INSTRUCTIONS TO FOLLOW |
Pick out each line below containing "projects".

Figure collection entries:
## begin

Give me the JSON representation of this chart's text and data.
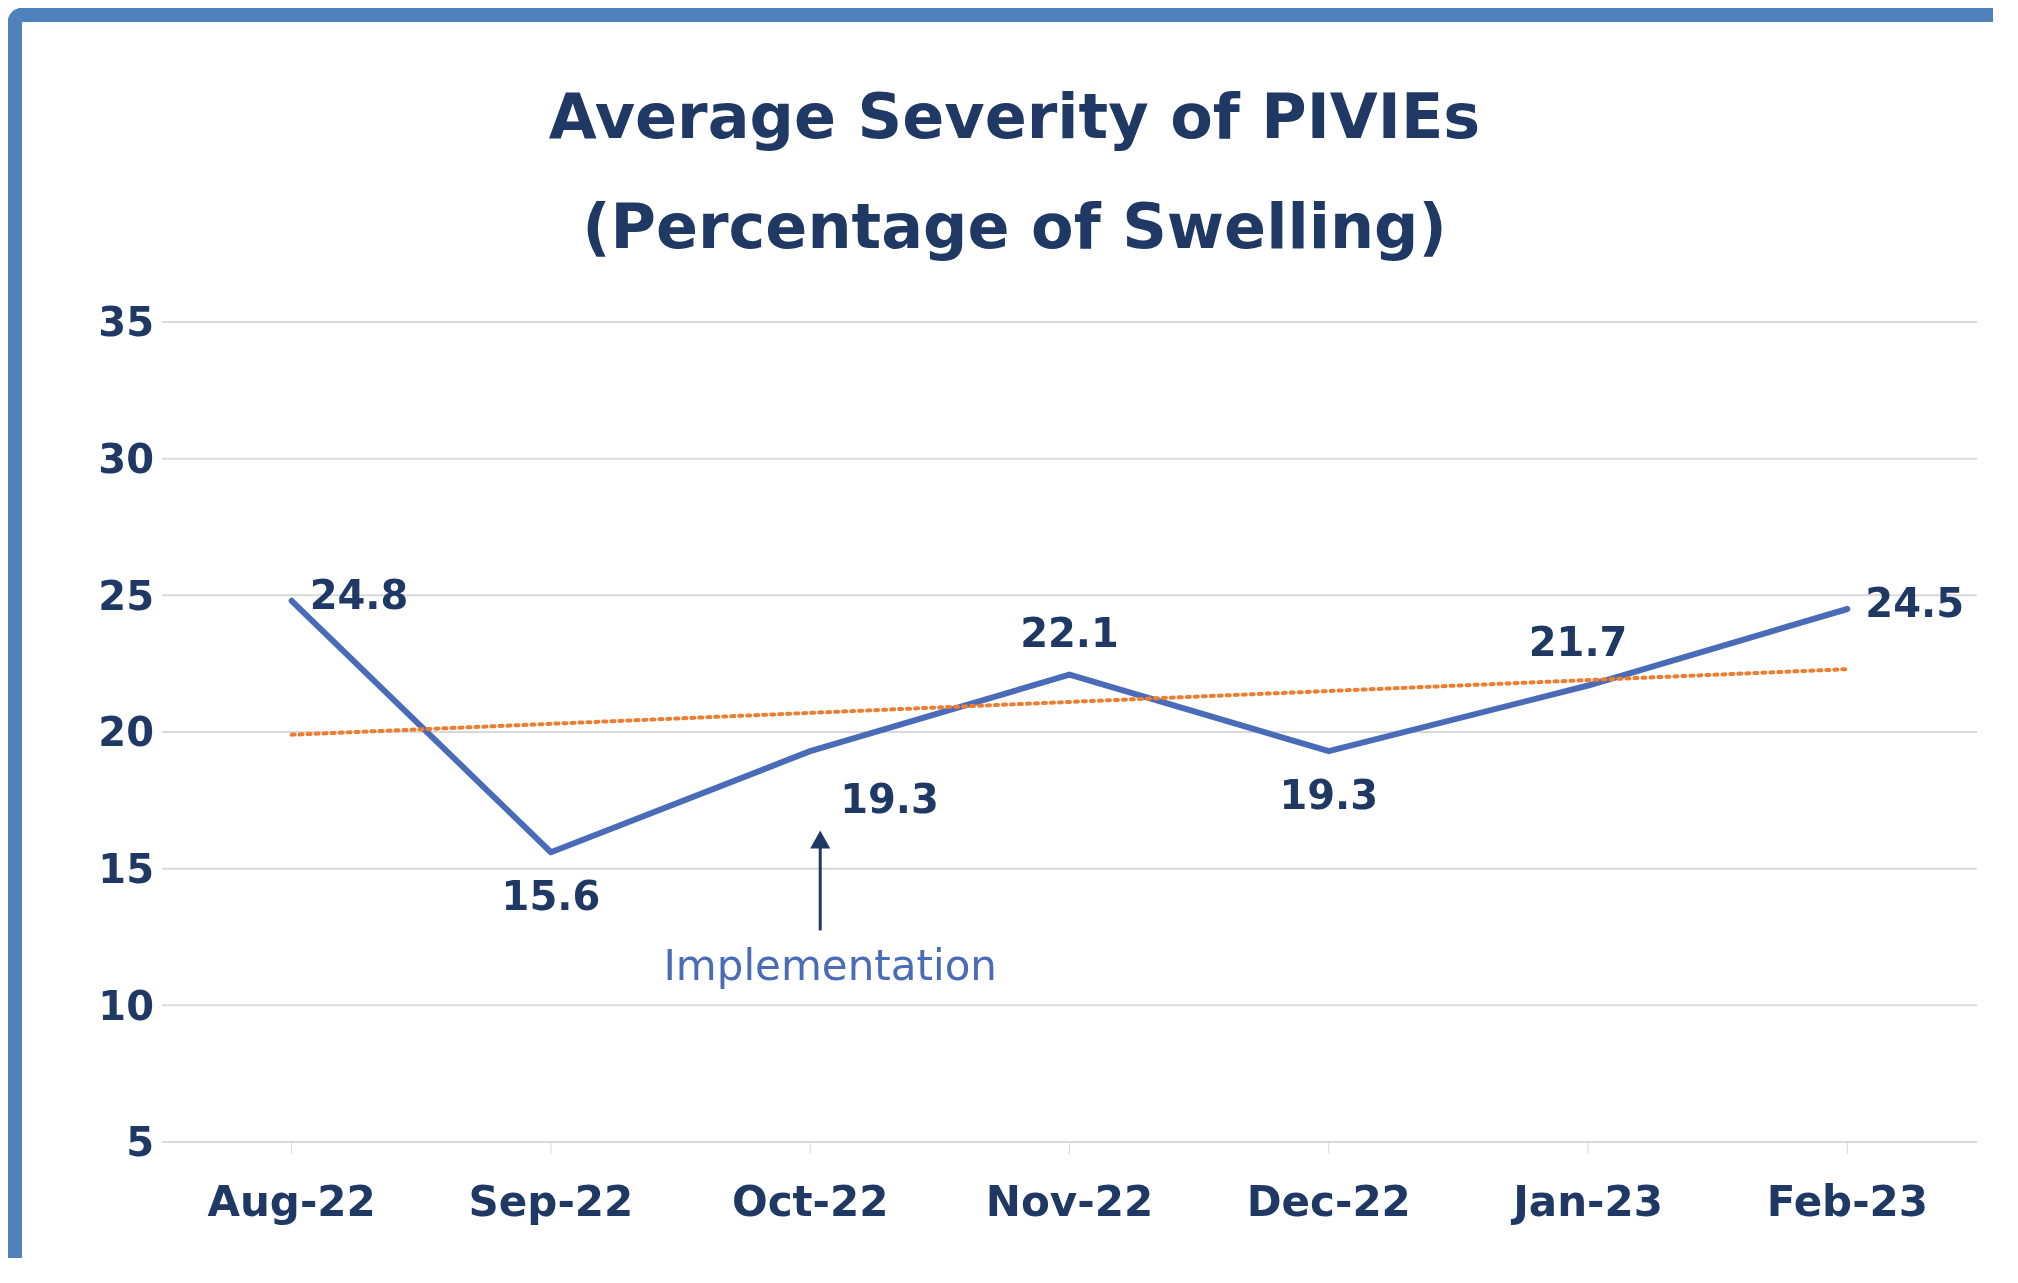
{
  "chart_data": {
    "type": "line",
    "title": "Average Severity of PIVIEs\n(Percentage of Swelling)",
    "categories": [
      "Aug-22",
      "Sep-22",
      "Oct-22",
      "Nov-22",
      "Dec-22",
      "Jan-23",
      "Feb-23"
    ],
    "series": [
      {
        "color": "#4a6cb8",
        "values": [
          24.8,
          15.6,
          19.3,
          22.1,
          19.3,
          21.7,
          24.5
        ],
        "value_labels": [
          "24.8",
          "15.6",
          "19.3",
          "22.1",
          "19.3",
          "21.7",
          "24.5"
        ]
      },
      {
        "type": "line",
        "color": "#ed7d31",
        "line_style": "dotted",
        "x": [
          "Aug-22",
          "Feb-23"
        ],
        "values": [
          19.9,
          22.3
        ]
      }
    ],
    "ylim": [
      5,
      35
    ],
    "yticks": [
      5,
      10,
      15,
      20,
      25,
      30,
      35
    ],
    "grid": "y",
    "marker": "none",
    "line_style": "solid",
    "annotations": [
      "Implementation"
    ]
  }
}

## end
## begin

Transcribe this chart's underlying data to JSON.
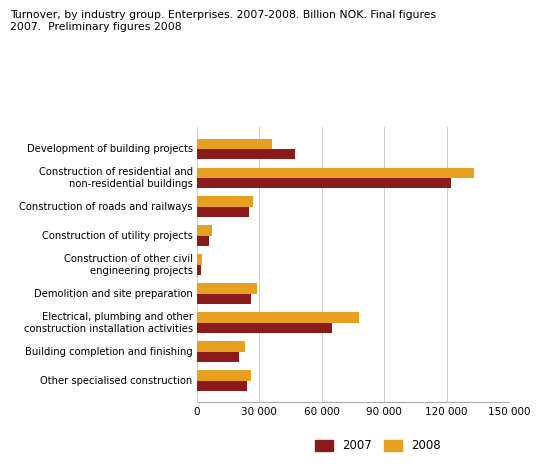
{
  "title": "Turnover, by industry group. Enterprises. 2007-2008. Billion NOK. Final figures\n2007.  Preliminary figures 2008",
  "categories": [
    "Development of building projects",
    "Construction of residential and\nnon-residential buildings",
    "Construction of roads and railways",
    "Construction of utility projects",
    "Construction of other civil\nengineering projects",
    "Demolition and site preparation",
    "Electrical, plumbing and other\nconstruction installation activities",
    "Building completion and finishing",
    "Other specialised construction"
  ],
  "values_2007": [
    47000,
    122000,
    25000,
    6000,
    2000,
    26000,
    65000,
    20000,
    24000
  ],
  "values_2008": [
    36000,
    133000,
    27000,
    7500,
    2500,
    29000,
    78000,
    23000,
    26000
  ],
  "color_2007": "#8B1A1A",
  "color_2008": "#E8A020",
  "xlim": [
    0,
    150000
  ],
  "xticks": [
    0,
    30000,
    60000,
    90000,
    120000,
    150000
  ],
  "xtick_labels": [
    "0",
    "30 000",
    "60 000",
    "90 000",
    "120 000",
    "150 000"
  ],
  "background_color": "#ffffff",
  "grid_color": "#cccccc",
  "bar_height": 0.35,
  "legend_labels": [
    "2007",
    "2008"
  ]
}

## end
## begin

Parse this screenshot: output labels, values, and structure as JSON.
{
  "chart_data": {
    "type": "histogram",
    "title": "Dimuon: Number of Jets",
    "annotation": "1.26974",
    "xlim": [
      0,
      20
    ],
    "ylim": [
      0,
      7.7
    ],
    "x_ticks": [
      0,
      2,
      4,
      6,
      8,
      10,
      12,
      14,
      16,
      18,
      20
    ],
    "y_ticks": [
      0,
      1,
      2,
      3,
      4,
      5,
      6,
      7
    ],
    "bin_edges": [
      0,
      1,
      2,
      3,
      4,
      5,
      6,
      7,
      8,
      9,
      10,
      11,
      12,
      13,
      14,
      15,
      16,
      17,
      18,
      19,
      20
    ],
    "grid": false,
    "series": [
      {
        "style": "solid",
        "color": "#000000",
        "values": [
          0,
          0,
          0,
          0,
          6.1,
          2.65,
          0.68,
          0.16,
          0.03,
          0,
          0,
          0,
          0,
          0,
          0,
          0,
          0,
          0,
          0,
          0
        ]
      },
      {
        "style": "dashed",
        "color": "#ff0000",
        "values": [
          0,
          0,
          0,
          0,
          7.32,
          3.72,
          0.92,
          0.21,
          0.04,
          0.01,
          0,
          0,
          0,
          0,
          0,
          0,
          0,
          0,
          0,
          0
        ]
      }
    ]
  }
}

## end

TASK OUTPUT |
    "Development of building projects",
    "Construction of utility projects",
    "Construction of other civil\nengineering projects",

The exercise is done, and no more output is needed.